* Start *

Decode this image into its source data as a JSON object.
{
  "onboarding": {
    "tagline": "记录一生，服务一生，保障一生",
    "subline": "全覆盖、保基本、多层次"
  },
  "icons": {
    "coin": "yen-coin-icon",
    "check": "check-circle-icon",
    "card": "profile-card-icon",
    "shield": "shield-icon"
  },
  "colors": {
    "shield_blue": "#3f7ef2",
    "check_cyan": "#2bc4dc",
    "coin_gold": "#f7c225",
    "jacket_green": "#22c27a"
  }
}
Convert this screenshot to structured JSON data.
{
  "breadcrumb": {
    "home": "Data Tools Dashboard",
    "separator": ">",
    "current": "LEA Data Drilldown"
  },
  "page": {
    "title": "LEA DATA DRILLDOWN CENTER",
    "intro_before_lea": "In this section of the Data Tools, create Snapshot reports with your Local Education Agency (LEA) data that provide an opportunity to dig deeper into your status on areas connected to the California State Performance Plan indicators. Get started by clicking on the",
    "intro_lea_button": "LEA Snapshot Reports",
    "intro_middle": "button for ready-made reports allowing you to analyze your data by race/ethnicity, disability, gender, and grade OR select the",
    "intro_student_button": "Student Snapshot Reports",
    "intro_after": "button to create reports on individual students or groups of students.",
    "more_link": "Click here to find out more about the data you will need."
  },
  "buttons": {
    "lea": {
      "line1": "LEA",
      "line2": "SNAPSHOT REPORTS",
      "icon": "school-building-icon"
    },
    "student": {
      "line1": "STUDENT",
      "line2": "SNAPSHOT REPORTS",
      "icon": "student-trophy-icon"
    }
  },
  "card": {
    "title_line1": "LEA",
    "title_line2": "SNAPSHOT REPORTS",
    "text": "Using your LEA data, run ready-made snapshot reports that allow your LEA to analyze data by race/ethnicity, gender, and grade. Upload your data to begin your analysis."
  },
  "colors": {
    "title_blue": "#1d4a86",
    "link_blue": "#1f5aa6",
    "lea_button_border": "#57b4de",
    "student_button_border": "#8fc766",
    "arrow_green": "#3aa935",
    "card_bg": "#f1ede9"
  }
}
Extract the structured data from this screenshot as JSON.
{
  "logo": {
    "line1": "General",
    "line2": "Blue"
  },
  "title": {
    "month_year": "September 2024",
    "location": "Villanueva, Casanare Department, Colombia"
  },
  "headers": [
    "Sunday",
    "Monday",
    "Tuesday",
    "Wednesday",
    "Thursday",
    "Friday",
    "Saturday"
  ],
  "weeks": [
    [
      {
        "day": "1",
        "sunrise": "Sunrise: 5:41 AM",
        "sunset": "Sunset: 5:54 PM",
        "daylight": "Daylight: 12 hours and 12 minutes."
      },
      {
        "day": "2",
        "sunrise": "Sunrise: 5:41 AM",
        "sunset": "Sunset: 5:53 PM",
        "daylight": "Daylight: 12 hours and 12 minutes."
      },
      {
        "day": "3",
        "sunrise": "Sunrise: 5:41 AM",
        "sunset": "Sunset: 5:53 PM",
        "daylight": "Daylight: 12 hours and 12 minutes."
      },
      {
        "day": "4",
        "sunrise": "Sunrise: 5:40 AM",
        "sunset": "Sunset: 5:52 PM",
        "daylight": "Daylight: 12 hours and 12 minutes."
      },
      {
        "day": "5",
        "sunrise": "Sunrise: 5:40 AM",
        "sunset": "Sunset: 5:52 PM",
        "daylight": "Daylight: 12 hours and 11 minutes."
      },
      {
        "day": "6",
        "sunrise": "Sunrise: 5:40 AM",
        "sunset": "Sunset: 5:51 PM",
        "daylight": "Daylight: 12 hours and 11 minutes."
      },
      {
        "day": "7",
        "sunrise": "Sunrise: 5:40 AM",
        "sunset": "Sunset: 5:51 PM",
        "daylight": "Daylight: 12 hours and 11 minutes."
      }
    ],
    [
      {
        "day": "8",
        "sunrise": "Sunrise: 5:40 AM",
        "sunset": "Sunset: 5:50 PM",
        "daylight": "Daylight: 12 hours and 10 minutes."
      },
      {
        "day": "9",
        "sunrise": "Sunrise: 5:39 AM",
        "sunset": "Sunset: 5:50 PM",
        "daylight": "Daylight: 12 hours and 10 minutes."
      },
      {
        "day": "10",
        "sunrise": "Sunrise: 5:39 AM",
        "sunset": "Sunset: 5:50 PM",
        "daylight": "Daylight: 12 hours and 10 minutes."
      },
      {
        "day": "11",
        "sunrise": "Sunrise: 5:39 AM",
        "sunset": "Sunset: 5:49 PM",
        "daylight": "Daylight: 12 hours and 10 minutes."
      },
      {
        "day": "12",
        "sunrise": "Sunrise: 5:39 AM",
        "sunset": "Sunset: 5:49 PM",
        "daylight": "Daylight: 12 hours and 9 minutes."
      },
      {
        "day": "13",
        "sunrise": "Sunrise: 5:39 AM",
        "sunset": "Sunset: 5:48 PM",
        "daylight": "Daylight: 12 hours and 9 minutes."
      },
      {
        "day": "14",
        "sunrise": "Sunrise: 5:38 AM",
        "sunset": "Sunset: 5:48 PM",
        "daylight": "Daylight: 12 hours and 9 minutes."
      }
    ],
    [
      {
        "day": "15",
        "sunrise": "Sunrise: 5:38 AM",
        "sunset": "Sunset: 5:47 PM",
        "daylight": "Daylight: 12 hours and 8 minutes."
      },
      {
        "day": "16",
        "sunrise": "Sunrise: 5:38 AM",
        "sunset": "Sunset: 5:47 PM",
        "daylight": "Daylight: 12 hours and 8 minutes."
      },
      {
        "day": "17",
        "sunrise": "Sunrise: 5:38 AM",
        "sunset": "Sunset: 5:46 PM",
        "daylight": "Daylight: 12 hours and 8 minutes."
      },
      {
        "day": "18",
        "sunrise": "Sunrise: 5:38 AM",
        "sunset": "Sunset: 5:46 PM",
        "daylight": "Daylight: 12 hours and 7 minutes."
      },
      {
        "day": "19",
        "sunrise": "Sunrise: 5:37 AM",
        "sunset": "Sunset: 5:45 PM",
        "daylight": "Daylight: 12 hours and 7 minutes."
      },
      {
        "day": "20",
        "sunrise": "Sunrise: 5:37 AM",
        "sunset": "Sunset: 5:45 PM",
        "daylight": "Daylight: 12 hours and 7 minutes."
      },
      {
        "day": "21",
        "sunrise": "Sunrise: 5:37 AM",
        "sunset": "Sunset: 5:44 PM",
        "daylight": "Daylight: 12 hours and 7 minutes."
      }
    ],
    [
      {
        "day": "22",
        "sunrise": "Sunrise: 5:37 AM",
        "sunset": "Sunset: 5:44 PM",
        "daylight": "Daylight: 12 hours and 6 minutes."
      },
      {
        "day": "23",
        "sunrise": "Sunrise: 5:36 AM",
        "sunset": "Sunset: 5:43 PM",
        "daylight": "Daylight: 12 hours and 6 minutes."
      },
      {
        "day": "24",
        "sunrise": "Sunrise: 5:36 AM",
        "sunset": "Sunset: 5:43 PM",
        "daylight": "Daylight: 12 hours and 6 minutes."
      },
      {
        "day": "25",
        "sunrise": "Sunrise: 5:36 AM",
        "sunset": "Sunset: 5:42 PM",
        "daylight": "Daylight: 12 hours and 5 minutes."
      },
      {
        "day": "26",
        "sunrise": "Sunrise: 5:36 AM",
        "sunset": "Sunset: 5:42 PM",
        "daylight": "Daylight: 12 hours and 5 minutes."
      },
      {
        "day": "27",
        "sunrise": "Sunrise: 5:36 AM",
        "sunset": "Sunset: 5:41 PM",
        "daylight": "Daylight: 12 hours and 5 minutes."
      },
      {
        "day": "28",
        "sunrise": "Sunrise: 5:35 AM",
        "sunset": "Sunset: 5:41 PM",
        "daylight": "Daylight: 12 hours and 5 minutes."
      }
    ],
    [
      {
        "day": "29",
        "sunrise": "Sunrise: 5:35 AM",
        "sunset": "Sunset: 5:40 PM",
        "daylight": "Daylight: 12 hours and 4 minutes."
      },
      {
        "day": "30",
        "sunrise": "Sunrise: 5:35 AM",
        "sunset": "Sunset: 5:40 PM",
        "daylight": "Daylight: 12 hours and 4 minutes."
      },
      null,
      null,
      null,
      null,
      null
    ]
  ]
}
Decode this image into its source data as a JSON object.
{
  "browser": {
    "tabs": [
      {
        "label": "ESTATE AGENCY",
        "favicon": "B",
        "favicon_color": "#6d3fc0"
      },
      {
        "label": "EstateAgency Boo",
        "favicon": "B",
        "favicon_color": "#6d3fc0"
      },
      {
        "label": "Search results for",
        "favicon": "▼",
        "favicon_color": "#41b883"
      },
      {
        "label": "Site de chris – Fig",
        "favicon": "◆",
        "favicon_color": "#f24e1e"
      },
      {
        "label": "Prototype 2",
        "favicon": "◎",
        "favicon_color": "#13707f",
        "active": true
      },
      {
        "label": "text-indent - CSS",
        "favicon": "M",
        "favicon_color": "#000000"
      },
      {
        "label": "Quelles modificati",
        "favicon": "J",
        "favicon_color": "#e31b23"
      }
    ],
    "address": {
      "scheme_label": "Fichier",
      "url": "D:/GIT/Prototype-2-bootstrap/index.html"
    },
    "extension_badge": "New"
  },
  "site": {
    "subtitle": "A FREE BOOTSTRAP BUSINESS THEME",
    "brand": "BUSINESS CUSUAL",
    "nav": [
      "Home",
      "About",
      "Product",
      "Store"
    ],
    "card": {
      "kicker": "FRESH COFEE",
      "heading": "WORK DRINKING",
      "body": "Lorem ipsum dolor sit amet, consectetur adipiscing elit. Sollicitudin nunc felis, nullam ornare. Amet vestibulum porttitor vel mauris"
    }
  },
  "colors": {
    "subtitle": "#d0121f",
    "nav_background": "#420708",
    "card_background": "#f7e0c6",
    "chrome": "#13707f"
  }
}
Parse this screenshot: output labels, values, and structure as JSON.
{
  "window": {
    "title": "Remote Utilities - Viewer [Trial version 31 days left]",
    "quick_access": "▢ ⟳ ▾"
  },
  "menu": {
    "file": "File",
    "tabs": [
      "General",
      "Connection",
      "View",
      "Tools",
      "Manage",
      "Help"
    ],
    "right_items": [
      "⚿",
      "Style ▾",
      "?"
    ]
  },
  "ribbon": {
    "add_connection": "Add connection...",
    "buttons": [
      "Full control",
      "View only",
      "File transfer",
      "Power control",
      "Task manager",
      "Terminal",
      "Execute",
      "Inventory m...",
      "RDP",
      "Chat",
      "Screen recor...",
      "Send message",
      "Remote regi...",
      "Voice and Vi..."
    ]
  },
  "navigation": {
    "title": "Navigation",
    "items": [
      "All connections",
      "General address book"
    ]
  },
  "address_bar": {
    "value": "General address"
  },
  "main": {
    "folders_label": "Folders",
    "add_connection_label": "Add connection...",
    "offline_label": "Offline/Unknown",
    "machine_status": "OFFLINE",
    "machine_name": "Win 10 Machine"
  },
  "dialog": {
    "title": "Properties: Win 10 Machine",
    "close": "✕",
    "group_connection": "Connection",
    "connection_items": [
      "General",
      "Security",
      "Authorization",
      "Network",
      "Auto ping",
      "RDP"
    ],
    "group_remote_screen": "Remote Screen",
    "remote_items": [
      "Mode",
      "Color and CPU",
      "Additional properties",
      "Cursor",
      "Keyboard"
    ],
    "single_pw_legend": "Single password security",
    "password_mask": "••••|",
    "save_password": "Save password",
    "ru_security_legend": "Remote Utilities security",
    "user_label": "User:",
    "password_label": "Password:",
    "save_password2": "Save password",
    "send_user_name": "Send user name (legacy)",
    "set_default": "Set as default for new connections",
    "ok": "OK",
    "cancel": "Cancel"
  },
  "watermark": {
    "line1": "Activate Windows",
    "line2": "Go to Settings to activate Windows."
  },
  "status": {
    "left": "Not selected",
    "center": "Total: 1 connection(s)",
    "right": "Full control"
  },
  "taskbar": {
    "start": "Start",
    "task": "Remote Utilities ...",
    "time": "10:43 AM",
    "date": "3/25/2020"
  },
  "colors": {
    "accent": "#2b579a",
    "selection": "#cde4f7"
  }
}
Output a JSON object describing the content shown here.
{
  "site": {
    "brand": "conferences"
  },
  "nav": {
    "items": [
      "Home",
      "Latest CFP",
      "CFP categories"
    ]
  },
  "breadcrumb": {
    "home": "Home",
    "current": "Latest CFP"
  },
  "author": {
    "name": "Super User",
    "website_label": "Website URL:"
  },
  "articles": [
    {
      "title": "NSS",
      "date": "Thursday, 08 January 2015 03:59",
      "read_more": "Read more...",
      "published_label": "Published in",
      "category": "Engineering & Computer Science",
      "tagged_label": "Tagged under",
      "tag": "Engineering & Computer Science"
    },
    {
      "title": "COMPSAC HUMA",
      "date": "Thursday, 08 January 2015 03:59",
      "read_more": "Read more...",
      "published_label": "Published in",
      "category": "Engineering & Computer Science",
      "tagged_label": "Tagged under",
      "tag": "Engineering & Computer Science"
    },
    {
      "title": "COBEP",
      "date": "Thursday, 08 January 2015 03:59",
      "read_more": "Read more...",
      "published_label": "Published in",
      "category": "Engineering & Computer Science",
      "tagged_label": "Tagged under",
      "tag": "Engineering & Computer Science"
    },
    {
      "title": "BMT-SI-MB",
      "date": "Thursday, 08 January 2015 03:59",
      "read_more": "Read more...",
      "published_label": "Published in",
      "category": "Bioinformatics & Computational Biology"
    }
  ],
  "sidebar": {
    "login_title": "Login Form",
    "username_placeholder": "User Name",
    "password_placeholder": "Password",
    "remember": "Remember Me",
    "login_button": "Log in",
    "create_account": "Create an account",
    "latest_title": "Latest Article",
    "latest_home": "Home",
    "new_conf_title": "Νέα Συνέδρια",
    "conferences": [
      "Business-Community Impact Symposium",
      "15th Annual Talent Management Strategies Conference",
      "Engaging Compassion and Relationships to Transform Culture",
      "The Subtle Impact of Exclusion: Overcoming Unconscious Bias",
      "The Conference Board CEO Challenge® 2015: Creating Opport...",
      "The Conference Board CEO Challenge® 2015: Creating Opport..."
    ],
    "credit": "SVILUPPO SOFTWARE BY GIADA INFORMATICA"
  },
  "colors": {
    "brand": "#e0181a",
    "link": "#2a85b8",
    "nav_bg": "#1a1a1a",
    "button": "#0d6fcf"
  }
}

* End *

> **Given instruction**
Working from the listing above, pick out every line that has "structured" and copy it.

> **Final answer**
Convert this screenshot to structured JSON data.
Extract the structured data from this screenshot as JSON.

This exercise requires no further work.